■ TASK PROMPT ■
Every record must be repeated exactly, with no omission.

======== AVAILABLE RECORDS

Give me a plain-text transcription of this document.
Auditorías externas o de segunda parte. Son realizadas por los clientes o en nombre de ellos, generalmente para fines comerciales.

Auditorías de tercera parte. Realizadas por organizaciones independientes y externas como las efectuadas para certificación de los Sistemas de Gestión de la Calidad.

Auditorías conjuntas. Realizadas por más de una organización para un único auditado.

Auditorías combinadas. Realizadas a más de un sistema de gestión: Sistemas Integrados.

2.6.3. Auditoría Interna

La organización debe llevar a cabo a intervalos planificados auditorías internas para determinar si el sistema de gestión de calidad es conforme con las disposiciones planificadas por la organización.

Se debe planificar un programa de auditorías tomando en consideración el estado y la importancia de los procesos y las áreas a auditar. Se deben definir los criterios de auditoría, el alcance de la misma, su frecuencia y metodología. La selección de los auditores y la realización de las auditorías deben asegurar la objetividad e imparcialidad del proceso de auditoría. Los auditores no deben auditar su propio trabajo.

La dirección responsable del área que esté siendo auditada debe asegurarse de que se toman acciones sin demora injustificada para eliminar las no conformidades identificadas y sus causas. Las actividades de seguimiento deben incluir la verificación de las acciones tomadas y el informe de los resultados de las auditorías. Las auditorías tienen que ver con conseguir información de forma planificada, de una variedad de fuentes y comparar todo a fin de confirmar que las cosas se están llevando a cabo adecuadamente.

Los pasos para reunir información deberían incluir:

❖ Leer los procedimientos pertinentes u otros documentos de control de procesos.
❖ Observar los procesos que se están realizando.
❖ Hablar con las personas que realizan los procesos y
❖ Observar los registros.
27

================

■ FULL ANSWER ■
Give me a plain-text transcription of this document.
Auditorías externas o de segunda parte. Son realizadas por los clientes o en nombre de ellos, generalmente para fines comerciales.

Auditorías de tercera parte. Realizadas por organizaciones independientes y externas como las efectuadas para certificación de los Sistemas de Gestión de la Calidad.

Auditorías conjuntas. Realizadas por más de una organización para un único auditado.

Auditorías combinadas. Realizadas a más de un sistema de gestión: Sistemas Integrados.

2.6.3. Auditoría Interna

La organización debe llevar a cabo a intervalos planificados auditorías internas para determinar si el sistema de gestión de calidad es conforme con las disposiciones planificadas por la organización.

Se debe planificar un programa de auditorías tomando en consideración el estado y la importancia de los procesos y las áreas a auditar. Se deben definir los criterios de auditoría, el alcance de la misma, su frecuencia y metodología. La selección de los auditores y la realización de las auditorías deben asegurar la objetividad e imparcialidad del proceso de auditoría. Los auditores no deben auditar su propio trabajo.

La dirección responsable del área que esté siendo auditada debe asegurarse de que se toman acciones sin demora injustificada para eliminar las no conformidades identificadas y sus causas. Las actividades de seguimiento deben incluir la verificación de las acciones tomadas y el informe de los resultados de las auditorías. Las auditorías tienen que ver con conseguir información de forma planificada, de una variedad de fuentes y comparar todo a fin de confirmar que las cosas se están llevando a cabo adecuadamente.

Los pasos para reunir información deberían incluir:

❖ Leer los procedimientos pertinentes u otros documentos de control de procesos.
❖ Observar los procesos que se están realizando.
❖ Hablar con las personas que realizan los procesos y
❖ Observar los registros.
27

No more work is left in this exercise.